**Your task:**
Show every line of the records below that contains the word "emission".

(Dataset listings of figures)
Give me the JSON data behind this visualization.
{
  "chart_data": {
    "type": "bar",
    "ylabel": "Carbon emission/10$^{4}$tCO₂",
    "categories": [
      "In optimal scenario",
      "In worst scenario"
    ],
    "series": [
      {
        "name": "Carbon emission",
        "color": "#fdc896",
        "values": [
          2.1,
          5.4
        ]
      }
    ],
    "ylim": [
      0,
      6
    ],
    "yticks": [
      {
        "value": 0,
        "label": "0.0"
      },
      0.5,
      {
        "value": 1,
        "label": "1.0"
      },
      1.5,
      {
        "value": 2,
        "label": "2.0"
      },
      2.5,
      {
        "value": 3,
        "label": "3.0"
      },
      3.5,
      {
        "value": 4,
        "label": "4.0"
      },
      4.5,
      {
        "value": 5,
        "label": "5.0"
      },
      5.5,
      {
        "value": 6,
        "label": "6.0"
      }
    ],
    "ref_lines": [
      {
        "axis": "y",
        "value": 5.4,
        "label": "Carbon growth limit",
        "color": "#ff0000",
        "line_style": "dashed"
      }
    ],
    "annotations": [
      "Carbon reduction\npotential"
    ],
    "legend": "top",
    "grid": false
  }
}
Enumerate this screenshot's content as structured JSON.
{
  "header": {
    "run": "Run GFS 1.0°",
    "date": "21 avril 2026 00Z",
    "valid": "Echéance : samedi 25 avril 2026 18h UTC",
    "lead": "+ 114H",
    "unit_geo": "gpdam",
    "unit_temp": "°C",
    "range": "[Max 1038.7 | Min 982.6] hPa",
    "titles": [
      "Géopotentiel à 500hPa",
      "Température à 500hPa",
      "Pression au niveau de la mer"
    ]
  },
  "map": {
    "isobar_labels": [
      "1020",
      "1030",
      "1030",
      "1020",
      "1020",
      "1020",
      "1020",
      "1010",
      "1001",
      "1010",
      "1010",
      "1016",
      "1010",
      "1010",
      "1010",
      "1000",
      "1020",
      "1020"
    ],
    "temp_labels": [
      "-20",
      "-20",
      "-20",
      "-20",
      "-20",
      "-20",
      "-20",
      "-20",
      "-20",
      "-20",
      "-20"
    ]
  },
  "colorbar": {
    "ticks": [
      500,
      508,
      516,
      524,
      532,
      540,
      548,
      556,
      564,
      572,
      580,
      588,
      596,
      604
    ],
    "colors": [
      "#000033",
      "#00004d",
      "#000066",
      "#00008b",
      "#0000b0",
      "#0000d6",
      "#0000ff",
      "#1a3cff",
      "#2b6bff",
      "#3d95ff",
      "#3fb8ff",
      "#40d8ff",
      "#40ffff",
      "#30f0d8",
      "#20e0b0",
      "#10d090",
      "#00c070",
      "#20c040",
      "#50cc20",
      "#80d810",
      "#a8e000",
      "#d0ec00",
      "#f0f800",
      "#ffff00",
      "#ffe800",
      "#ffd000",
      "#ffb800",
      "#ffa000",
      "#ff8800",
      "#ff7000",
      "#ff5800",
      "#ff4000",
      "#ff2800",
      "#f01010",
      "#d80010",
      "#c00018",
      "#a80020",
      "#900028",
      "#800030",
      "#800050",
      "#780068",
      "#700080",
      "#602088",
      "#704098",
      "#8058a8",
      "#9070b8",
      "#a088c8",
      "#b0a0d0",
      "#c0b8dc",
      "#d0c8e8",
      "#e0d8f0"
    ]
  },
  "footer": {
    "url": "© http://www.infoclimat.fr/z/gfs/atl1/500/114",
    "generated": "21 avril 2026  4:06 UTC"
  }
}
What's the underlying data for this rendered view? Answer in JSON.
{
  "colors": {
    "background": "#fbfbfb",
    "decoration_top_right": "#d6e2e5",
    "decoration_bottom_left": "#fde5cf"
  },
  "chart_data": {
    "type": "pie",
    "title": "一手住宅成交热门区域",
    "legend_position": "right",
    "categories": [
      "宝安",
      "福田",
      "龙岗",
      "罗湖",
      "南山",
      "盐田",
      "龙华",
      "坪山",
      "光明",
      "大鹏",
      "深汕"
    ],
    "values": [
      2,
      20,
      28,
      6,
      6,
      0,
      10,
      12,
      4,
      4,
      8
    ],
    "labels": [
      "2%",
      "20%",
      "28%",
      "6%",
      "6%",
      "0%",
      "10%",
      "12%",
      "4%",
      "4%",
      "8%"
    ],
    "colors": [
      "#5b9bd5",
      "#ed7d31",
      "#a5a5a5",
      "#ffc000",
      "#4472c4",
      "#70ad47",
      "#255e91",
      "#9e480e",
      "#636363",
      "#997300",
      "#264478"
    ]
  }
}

**Response below:**
    "ylabel": "Carbon emission/10$^{4}$tCO₂",
        "name": "Carbon emission",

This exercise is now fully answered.